● **Entries**:
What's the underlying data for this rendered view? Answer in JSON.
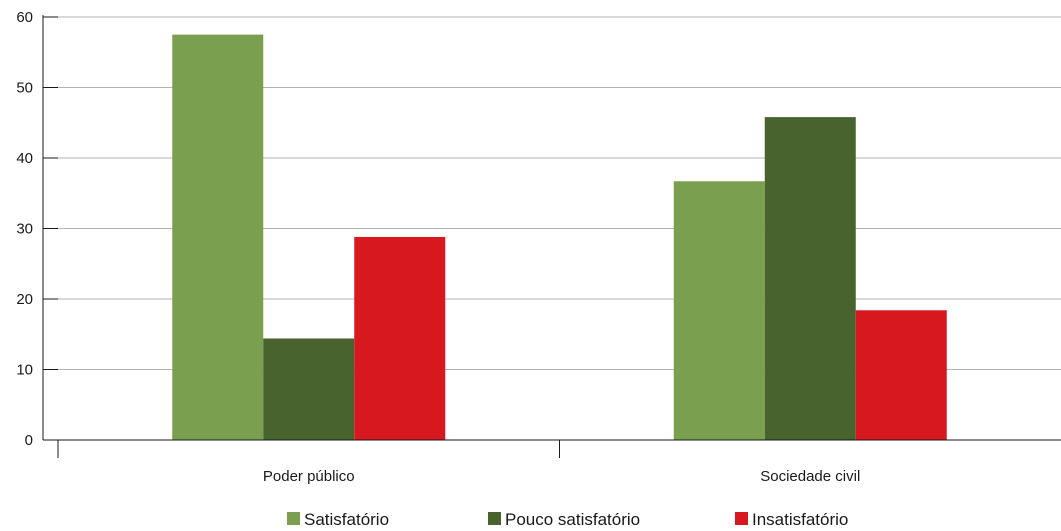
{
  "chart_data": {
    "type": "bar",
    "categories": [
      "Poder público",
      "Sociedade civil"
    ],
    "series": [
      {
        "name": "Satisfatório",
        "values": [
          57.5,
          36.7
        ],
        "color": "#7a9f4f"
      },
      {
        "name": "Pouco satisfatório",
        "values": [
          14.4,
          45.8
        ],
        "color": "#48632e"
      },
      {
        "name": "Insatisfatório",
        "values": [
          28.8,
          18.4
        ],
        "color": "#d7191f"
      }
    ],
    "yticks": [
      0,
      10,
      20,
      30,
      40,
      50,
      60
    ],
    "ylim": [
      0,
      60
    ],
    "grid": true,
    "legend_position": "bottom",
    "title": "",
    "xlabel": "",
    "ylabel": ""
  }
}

--

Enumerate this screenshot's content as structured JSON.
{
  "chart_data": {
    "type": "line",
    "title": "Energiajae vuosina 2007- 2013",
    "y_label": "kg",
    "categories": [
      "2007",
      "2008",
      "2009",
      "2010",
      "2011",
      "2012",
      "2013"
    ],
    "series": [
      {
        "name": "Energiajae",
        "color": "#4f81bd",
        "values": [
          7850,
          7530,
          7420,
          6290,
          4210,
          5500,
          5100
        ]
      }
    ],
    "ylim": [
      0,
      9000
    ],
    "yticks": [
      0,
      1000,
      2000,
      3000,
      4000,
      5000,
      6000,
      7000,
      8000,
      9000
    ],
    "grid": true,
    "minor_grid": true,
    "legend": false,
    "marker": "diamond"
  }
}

● **What needs to be done**: State how many lines of the listing include "JSON", and nothing more.

● **Exercise output**: 2